**Problem:**
Reproduce word for word the lines of the items below, from the line containing "Patent image size: (746, 679)." through the final line of the items.

**Data for this task:**

+++++

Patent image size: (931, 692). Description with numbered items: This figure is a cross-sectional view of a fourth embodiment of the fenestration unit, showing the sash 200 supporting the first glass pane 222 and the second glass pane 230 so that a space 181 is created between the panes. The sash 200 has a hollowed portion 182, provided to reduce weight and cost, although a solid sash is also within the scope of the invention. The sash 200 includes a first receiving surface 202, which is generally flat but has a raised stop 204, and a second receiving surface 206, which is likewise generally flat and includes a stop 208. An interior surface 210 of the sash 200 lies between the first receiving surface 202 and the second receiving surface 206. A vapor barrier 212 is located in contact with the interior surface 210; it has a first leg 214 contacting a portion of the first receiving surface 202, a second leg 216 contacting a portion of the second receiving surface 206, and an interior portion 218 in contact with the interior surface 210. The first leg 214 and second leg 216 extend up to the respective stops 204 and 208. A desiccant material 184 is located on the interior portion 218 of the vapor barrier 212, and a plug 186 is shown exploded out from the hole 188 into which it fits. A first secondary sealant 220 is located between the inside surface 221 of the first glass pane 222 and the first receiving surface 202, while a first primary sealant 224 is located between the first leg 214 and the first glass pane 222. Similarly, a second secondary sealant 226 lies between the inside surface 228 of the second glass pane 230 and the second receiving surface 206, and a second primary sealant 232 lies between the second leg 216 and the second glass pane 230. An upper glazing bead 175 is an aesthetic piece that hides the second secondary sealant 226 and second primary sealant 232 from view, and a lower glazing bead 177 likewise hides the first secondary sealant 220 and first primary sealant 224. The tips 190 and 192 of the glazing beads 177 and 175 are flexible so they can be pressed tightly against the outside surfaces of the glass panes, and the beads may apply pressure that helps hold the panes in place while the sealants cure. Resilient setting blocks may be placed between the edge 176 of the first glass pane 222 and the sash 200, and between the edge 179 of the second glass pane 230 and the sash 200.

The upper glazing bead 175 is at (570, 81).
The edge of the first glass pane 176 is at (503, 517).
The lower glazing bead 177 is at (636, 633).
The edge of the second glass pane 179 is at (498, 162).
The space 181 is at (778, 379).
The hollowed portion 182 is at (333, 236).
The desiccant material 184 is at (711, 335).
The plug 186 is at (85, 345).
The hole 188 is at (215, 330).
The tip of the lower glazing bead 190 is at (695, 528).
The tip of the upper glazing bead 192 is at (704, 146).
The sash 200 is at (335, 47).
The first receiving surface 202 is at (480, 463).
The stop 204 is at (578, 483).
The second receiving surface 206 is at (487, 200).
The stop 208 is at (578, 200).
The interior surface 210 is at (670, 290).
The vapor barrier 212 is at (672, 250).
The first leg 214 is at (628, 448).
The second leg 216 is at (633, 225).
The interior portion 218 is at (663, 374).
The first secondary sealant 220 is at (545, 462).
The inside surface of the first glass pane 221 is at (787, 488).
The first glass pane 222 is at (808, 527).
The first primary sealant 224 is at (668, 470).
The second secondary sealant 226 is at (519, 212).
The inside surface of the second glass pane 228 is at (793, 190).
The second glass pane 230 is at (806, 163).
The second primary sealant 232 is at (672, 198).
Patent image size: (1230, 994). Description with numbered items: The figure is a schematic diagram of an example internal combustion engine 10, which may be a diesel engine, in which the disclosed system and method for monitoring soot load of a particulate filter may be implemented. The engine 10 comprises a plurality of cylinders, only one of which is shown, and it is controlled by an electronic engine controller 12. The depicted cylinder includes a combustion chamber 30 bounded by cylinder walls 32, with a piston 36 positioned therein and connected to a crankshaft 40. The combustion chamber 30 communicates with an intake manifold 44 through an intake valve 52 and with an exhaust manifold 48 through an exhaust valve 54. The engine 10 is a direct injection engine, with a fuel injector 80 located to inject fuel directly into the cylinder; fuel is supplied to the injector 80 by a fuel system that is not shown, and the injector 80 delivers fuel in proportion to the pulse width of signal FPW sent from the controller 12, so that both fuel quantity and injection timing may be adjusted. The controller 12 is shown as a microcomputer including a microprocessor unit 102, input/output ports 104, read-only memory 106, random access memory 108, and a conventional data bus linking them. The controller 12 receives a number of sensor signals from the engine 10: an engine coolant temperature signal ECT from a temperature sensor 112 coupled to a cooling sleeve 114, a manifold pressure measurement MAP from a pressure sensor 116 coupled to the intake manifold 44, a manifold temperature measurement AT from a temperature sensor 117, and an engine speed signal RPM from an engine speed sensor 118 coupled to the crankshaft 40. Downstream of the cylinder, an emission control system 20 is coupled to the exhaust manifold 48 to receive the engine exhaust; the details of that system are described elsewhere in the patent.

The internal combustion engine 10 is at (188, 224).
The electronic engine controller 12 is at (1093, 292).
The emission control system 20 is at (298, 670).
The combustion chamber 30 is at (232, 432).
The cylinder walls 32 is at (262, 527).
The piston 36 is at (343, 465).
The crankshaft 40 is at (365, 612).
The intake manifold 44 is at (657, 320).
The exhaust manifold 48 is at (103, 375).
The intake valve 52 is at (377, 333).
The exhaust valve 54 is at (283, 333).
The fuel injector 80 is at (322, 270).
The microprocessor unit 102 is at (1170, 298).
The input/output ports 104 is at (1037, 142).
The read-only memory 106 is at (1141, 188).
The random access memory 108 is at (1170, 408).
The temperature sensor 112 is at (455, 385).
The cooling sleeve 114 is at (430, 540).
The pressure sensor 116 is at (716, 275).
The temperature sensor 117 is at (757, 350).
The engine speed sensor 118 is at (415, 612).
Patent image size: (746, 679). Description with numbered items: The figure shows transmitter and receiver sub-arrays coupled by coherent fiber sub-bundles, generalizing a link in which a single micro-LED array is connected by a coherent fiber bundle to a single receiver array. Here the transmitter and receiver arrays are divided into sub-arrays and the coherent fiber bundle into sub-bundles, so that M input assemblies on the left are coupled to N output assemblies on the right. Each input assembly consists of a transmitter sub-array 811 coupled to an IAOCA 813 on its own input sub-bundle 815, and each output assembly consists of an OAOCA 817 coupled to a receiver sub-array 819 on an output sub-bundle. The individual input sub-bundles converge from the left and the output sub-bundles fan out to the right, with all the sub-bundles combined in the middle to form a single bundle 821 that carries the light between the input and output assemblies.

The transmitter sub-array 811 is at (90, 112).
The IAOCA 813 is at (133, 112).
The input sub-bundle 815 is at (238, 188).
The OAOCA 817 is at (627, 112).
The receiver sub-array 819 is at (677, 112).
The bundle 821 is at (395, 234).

+++++

**Expected answer:**
Patent image size: (746, 679). Description with numbered items: The figure shows transmitter and receiver sub-arrays coupled by coherent fiber sub-bundles, generalizing a link in which a single micro-LED array is connected by a coherent fiber bundle to a single receiver array. Here the transmitter and receiver arrays are divided into sub-arrays and the coherent fiber bundle into sub-bundles, so that M input assemblies on the left are coupled to N output assemblies on the right. Each input assembly consists of a transmitter sub-array 811 coupled to an IAOCA 813 on its own input sub-bundle 815, and each output assembly consists of an OAOCA 817 coupled to a receiver sub-array 819 on an output sub-bundle. The individual input sub-bundles converge from the left and the output sub-bundles fan out to the right, with all the sub-bundles combined in the middle to form a single bundle 821 that carries the light between the input and output assemblies.

The transmitter sub-array 811 is at (90, 112).
The IAOCA 813 is at (133, 112).
The input sub-bundle 815 is at (238, 188).
The OAOCA 817 is at (627, 112).
The receiver sub-array 819 is at (677, 112).
The bundle 821 is at (395, 234).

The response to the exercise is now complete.